═════ Page text ═════
She photographs a still of the woods. Greens, tans, and browns are saturated, every shadow and highlight a play of light and dark. A naked woman hunches in the photo’s background with her back facing the camera. She turns her neck, stretching as if she wants to peer past the picture's frame—right into the eyes of the viewer.

Tara Connelly’s Ego Silva (2020) is one of thousands of pieces at Artspace New Haven’s 23rd annual City-Wide Open Studios (CWOS), which is running a hybrid of in-person and virtual studio visits through Oct. 30. This month, over 200 artists are participating in the festival digitally, while dozens more are offering private studio visits around the city and in Erector Square.

The move comes in a year where Artspace has had to innovate: it closed in early March due to the COVID-19 pandemic and built programs including The View From Here and Project Zoomie. It has since brought on new Executive Director Lisa Dent and reopened its Orange Street Gallery to the public for REVOLUTION ON TRIAL: May Day and The People’s Art, New Haven’s Black Panthers at 50, for which it also hosted a number of events online.
═════ Data extracts ═════
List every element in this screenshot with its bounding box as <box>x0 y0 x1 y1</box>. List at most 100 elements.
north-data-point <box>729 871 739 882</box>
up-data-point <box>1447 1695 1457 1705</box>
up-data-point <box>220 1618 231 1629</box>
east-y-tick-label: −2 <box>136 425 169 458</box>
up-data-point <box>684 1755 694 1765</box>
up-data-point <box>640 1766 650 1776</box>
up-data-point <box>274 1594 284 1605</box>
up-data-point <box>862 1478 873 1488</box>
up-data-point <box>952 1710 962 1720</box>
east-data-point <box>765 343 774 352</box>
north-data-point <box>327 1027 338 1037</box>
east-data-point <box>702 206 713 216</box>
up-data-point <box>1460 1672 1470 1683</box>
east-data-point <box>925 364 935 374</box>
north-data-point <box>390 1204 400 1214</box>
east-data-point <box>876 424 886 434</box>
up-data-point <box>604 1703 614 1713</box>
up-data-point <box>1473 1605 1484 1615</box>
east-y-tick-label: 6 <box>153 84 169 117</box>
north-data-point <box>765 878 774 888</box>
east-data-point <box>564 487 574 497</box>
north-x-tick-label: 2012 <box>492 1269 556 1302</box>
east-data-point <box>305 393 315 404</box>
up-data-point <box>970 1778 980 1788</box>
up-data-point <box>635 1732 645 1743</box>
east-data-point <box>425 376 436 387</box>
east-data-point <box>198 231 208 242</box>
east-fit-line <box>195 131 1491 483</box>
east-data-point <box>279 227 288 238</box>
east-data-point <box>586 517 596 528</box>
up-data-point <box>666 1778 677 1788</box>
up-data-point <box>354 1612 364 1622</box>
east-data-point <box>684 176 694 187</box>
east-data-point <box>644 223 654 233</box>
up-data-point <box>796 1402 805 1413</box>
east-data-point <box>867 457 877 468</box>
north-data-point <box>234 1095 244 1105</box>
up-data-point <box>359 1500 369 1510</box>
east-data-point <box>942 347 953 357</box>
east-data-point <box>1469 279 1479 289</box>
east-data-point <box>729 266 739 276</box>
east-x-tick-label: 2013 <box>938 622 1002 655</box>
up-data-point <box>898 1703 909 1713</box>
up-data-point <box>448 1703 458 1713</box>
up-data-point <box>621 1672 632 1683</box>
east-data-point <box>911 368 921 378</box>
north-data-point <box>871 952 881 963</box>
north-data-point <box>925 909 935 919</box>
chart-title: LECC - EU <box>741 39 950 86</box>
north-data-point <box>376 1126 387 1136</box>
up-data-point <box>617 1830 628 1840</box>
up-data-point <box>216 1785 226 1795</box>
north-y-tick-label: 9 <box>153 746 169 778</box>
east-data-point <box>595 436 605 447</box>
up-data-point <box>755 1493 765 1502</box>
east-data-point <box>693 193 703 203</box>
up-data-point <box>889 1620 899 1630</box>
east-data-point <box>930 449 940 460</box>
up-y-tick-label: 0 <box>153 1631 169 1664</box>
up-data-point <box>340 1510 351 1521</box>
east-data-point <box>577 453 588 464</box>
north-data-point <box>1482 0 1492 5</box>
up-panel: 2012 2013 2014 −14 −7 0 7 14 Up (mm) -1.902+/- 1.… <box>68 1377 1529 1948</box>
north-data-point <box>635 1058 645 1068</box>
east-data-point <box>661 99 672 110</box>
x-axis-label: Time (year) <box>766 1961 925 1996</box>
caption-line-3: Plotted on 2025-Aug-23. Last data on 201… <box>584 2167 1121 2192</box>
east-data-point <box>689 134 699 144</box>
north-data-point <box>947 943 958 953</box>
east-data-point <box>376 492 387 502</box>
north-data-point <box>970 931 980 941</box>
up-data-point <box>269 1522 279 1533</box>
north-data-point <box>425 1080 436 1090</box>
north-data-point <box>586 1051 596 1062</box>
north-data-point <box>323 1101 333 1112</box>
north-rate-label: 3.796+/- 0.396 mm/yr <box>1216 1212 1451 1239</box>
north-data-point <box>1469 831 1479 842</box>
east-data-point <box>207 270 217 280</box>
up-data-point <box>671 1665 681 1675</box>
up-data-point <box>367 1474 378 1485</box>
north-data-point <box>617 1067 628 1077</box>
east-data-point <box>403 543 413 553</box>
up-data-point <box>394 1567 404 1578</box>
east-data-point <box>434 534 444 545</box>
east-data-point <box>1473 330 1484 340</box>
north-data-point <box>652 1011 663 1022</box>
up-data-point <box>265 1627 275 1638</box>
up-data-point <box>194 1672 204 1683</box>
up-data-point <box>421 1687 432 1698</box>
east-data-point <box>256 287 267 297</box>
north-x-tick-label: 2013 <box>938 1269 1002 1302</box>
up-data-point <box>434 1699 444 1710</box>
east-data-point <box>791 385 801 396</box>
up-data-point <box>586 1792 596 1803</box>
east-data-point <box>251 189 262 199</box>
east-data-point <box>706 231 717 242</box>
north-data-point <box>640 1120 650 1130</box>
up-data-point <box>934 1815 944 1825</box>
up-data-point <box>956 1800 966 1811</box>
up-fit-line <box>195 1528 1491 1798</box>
═════
Actions to take:
1. Using the passage on City-Wide Open Studios, answer these:
(a) In what year was Tara Connelly's Ego Silva made?
(b) Through what date are the in-person and virtual studio visits running?
(c) Who is Artspace's new Executive Director?
2. Translate this sentence from the passage on City-Wide Open Studios into Spanish: "A naked woman hunches in the photo’s background with her back facing the camera."

Solutions to the tasks:
1.
(a) 2020
(b) Oct. 30
(c) Lisa Dent

2. Una mujer desnuda se encorva al fondo de la foto, de espaldas a la cámara.